▶ Objective: Repeat, exactly and in full, the lines of the listing below, but without any pictures.

>> Begin Provided information

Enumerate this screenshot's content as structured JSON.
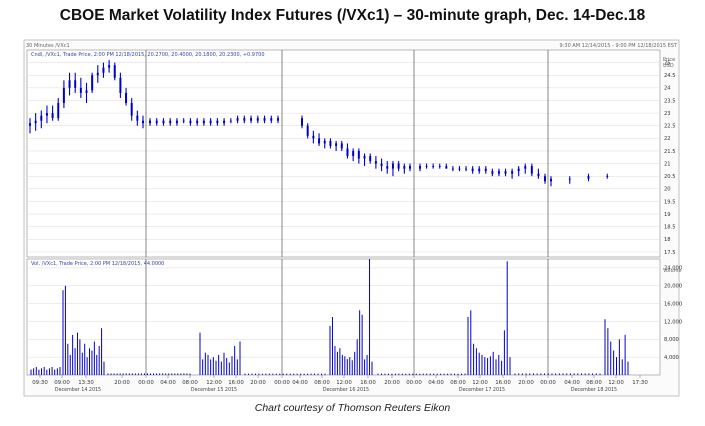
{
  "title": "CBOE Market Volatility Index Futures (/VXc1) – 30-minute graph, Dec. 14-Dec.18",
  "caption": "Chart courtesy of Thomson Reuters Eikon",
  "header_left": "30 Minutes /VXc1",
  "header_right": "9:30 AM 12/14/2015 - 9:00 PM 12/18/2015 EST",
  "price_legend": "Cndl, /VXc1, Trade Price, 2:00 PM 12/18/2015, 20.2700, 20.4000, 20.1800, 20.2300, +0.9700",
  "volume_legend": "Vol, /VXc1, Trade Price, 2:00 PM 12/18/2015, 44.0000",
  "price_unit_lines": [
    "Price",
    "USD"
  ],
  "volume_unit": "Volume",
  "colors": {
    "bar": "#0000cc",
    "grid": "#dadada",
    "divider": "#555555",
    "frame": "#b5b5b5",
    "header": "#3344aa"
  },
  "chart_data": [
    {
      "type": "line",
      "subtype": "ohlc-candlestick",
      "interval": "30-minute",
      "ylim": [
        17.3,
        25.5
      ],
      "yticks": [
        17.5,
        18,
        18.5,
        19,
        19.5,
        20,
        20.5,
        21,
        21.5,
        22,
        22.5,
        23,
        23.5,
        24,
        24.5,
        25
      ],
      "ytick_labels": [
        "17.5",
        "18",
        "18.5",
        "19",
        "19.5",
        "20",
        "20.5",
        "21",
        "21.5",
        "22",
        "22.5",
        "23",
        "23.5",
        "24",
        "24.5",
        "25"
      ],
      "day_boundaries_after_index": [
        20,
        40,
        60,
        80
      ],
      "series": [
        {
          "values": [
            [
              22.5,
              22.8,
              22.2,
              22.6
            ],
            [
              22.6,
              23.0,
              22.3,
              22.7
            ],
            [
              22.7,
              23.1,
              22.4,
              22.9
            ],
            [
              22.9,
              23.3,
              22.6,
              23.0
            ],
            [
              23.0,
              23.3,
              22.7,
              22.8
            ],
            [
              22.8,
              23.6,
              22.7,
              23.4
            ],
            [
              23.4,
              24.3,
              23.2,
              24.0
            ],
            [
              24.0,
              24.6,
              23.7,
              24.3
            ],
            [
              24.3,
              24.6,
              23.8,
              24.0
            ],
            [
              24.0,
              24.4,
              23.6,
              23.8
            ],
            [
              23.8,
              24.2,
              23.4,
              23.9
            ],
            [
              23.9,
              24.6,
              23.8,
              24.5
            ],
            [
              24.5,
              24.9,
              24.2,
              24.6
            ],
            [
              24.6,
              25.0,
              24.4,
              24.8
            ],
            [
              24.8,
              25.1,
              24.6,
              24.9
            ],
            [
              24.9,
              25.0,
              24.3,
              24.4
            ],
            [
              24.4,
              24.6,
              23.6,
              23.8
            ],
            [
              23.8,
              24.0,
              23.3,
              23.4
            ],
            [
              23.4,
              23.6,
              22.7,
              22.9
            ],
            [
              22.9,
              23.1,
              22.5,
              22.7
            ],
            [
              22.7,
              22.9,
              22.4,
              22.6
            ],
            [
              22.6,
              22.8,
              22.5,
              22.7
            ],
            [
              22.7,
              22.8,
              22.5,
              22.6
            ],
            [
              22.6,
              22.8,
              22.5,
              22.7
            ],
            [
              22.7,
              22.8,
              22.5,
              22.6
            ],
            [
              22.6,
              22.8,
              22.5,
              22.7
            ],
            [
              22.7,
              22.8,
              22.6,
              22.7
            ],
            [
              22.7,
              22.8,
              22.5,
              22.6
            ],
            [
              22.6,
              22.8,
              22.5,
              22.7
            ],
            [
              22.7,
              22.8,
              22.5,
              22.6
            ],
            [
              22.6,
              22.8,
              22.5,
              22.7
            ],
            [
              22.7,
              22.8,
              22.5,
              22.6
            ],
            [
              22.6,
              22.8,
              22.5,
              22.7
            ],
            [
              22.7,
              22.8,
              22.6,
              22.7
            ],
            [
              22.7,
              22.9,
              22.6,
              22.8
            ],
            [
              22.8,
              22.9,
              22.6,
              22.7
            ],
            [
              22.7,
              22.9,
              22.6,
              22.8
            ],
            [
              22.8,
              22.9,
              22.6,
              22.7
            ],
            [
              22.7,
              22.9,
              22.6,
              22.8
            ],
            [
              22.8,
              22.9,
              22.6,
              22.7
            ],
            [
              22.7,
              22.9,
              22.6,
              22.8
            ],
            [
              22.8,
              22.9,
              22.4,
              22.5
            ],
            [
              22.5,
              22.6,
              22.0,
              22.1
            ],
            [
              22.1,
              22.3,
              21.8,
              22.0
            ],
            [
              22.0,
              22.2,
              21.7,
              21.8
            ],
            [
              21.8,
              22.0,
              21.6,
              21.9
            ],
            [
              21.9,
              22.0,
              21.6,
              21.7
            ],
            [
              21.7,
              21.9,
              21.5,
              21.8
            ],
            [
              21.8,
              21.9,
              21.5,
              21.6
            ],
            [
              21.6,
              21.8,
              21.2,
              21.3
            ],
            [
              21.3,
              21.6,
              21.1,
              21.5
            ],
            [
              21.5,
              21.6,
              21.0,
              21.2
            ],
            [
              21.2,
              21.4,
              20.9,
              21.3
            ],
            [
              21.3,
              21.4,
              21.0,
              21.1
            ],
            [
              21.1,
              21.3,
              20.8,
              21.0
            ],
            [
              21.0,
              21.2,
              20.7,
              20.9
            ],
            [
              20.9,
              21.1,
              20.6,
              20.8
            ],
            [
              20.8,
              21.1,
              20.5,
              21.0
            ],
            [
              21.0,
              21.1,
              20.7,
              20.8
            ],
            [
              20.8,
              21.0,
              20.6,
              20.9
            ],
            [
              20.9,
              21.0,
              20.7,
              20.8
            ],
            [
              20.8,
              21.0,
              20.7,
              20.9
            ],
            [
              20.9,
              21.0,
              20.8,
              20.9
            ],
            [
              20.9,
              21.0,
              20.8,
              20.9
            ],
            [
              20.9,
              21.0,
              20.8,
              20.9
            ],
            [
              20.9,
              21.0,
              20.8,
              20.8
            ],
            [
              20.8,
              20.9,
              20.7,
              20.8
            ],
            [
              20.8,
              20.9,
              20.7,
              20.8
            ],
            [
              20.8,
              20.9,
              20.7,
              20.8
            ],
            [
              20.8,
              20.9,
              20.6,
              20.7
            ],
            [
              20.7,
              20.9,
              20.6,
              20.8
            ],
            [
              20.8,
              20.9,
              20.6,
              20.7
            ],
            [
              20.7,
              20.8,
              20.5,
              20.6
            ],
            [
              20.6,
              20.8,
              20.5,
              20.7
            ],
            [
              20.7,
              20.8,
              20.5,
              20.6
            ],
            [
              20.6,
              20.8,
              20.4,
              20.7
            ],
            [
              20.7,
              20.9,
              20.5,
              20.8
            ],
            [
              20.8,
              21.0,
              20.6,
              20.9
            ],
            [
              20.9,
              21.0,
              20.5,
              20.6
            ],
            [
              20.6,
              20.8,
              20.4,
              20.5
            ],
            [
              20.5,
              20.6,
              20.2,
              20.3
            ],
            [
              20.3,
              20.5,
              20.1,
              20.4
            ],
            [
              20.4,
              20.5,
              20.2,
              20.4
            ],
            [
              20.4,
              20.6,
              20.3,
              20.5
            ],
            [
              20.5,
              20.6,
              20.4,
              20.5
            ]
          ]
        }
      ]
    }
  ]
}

>> End Provided information

▶ The reply:
Enumerate this screenshot's content as structured JSON.
{
  "title": "CBOE Market Volatility Index Futures (/VXc1) – 30-minute graph, Dec. 14-Dec.18",
  "caption": "Chart courtesy of Thomson Reuters Eikon",
  "header_left": "30 Minutes /VXc1",
  "header_right": "9:30 AM 12/14/2015 - 9:00 PM 12/18/2015 EST",
  "price_legend": "Cndl, /VXc1, Trade Price, 2:00 PM 12/18/2015, 20.2700, 20.4000, 20.1800, 20.2300, +0.9700",
  "volume_legend": "Vol, /VXc1, Trade Price, 2:00 PM 12/18/2015, 44.0000",
  "price_unit_lines": [
    "Price",
    "USD"
  ],
  "volume_unit": "Volume",
  "colors": {
    "bar": "#0000cc",
    "grid": "#dadada",
    "divider": "#555555",
    "frame": "#b5b5b5",
    "header": "#3344aa"
  },
  "chart_data": [
    {
      "type": "line",
      "subtype": "ohlc-candlestick",
      "interval": "30-minute",
      "ylim": [
        17.3,
        25.5
      ],
      "yticks": [
        17.5,
        18,
        18.5,
        19,
        19.5,
        20,
        20.5,
        21,
        21.5,
        22,
        22.5,
        23,
        23.5,
        24,
        24.5,
        25
      ],
      "ytick_labels": [
        "17.5",
        "18",
        "18.5",
        "19",
        "19.5",
        "20",
        "20.5",
        "21",
        "21.5",
        "22",
        "22.5",
        "23",
        "23.5",
        "24",
        "24.5",
        "25"
      ],
      "day_boundaries_after_index": [
        20,
        40,
        60,
        80
      ],
      "series": [
        {
          "values": [
            [
              22.5,
              22.8,
              22.2,
              22.6
            ],
            [
              22.6,
              23.0,
              22.3,
              22.7
            ],
            [
              22.7,
              23.1,
              22.4,
              22.9
            ],
            [
              22.9,
              23.3,
              22.6,
              23.0
            ],
            [
              23.0,
              23.3,
              22.7,
              22.8
            ],
            [
              22.8,
              23.6,
              22.7,
              23.4
            ],
            [
              23.4,
              24.3,
              23.2,
              24.0
            ],
            [
              24.0,
              24.6,
              23.7,
              24.3
            ],
            [
              24.3,
              24.6,
              23.8,
              24.0
            ],
            [
              24.0,
              24.4,
              23.6,
              23.8
            ],
            [
              23.8,
              24.2,
              23.4,
              23.9
            ],
            [
              23.9,
              24.6,
              23.8,
              24.5
            ],
            [
              24.5,
              24.9,
              24.2,
              24.6
            ],
            [
              24.6,
              25.0,
              24.4,
              24.8
            ],
            [
              24.8,
              25.1,
              24.6,
              24.9
            ],
            [
              24.9,
              25.0,
              24.3,
              24.4
            ],
            [
              24.4,
              24.6,
              23.6,
              23.8
            ],
            [
              23.8,
              24.0,
              23.3,
              23.4
            ],
            [
              23.4,
              23.6,
              22.7,
              22.9
            ],
            [
              22.9,
              23.1,
              22.5,
              22.7
            ],
            [
              22.7,
              22.9,
              22.4,
              22.6
            ],
            [
              22.6,
              22.8,
              22.5,
              22.7
            ],
            [
              22.7,
              22.8,
              22.5,
              22.6
            ],
            [
              22.6,
              22.8,
              22.5,
              22.7
            ],
            [
              22.7,
              22.8,
              22.5,
              22.6
            ],
            [
              22.6,
              22.8,
              22.5,
              22.7
            ],
            [
              22.7,
              22.8,
              22.6,
              22.7
            ],
            [
              22.7,
              22.8,
              22.5,
              22.6
            ],
            [
              22.6,
              22.8,
              22.5,
              22.7
            ],
            [
              22.7,
              22.8,
              22.5,
              22.6
            ],
            [
              22.6,
              22.8,
              22.5,
              22.7
            ],
            [
              22.7,
              22.8,
              22.5,
              22.6
            ],
            [
              22.6,
              22.8,
              22.5,
              22.7
            ],
            [
              22.7,
              22.8,
              22.6,
              22.7
            ],
            [
              22.7,
              22.9,
              22.6,
              22.8
            ],
            [
              22.8,
              22.9,
              22.6,
              22.7
            ],
            [
              22.7,
              22.9,
              22.6,
              22.8
            ],
            [
              22.8,
              22.9,
              22.6,
              22.7
            ],
            [
              22.7,
              22.9,
              22.6,
              22.8
            ],
            [
              22.8,
              22.9,
              22.6,
              22.7
            ],
            [
              22.7,
              22.9,
              22.6,
              22.8
            ],
            [
              22.8,
              22.9,
              22.4,
              22.5
            ],
            [
              22.5,
              22.6,
              22.0,
              22.1
            ],
            [
              22.1,
              22.3,
              21.8,
              22.0
            ],
            [
              22.0,
              22.2,
              21.7,
              21.8
            ],
            [
              21.8,
              22.0,
              21.6,
              21.9
            ],
            [
              21.9,
              22.0,
              21.6,
              21.7
            ],
            [
              21.7,
              21.9,
              21.5,
              21.8
            ],
            [
              21.8,
              21.9,
              21.5,
              21.6
            ],
            [
              21.6,
              21.8,
              21.2,
              21.3
            ],
            [
              21.3,
              21.6,
              21.1,
              21.5
            ],
            [
              21.5,
              21.6,
              21.0,
              21.2
            ],
            [
              21.2,
              21.4,
              20.9,
              21.3
            ],
            [
              21.3,
              21.4,
              21.0,
              21.1
            ],
            [
              21.1,
              21.3,
              20.8,
              21.0
            ],
            [
              21.0,
              21.2,
              20.7,
              20.9
            ],
            [
              20.9,
              21.1,
              20.6,
              20.8
            ],
            [
              20.8,
              21.1,
              20.5,
              21.0
            ],
            [
              21.0,
              21.1,
              20.7,
              20.8
            ],
            [
              20.8,
              21.0,
              20.6,
              20.9
            ],
            [
              20.9,
              21.0,
              20.7,
              20.8
            ],
            [
              20.8,
              21.0,
              20.7,
              20.9
            ],
            [
              20.9,
              21.0,
              20.8,
              20.9
            ],
            [
              20.9,
              21.0,
              20.8,
              20.9
            ],
            [
              20.9,
              21.0,
              20.8,
              20.9
            ],
            [
              20.9,
              21.0,
              20.8,
              20.8
            ],
            [
              20.8,
              20.9,
              20.7,
              20.8
            ],
            [
              20.8,
              20.9,
              20.7,
              20.8
            ],
            [
              20.8,
              20.9,
              20.7,
              20.8
            ],
            [
              20.8,
              20.9,
              20.6,
              20.7
            ],
            [
              20.7,
              20.9,
              20.6,
              20.8
            ],
            [
              20.8,
              20.9,
              20.6,
              20.7
            ],
            [
              20.7,
              20.8,
              20.5,
              20.6
            ],
            [
              20.6,
              20.8,
              20.5,
              20.7
            ],
            [
              20.7,
              20.8,
              20.5,
              20.6
            ],
            [
              20.6,
              20.8,
              20.4,
              20.7
            ],
            [
              20.7,
              20.9,
              20.5,
              20.8
            ],
            [
              20.8,
              21.0,
              20.6,
              20.9
            ],
            [
              20.9,
              21.0,
              20.5,
              20.6
            ],
            [
              20.6,
              20.8,
              20.4,
              20.5
            ],
            [
              20.5,
              20.6,
              20.2,
              20.3
            ],
            [
              20.3,
              20.5,
              20.1,
              20.4
            ],
            [
              20.4,
              20.5,
              20.2,
              20.4
            ],
            [
              20.4,
              20.6,
              20.3,
              20.5
            ],
            [
              20.5,
              20.6,
              20.4,
              20.5
            ]
          ]
        }
      ]
    }
  ]
}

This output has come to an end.